Look through the records below, and copy out every line that holds the string "AIOS".
★ ★ ★
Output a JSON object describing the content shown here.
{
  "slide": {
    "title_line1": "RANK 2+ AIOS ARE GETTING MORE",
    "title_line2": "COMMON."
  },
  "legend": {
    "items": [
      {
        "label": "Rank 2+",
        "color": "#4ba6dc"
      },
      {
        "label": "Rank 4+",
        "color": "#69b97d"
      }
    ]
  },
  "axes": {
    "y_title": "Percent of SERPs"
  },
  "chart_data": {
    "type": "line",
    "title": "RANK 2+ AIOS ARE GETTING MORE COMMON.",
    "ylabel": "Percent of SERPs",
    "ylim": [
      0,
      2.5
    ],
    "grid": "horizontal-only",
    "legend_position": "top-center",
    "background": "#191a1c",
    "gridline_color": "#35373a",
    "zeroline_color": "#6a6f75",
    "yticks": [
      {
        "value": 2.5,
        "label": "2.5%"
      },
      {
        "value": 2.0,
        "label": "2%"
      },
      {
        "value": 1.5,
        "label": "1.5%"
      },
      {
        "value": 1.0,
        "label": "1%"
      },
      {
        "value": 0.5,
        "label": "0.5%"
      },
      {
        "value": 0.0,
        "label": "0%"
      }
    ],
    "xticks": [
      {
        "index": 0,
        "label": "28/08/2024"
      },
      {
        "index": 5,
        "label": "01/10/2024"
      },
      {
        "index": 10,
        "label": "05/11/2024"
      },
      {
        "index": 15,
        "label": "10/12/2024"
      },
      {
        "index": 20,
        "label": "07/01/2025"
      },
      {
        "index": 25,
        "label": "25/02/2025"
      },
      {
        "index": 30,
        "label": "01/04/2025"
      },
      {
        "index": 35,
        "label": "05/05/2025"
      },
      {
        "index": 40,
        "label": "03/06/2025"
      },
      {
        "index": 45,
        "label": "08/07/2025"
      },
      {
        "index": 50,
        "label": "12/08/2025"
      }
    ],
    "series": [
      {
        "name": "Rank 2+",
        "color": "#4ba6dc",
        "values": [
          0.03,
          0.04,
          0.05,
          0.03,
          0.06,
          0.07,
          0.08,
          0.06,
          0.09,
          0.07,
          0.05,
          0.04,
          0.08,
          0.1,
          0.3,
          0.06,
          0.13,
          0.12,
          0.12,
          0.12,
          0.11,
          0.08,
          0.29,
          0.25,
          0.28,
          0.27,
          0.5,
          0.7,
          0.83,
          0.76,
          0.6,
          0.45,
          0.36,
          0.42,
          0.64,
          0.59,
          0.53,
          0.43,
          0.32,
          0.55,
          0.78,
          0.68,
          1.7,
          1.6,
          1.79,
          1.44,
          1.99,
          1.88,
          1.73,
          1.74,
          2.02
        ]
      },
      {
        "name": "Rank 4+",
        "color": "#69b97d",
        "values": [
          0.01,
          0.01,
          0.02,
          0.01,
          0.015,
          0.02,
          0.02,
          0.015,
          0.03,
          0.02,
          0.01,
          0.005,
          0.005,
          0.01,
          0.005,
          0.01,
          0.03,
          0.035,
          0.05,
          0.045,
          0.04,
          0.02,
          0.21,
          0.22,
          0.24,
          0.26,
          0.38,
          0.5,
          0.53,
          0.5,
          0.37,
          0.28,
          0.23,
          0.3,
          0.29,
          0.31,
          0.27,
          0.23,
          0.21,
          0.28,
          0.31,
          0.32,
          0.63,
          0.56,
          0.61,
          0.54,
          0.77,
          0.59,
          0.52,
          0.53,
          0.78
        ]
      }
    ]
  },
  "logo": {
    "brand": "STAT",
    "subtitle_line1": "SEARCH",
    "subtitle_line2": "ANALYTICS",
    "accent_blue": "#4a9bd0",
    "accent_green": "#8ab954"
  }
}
★ ★ ★
Final answer
    "title_line1": "RANK 2+ AIOS ARE GETTING MORE",
    "title": "RANK 2+ AIOS ARE GETTING MORE COMMON.",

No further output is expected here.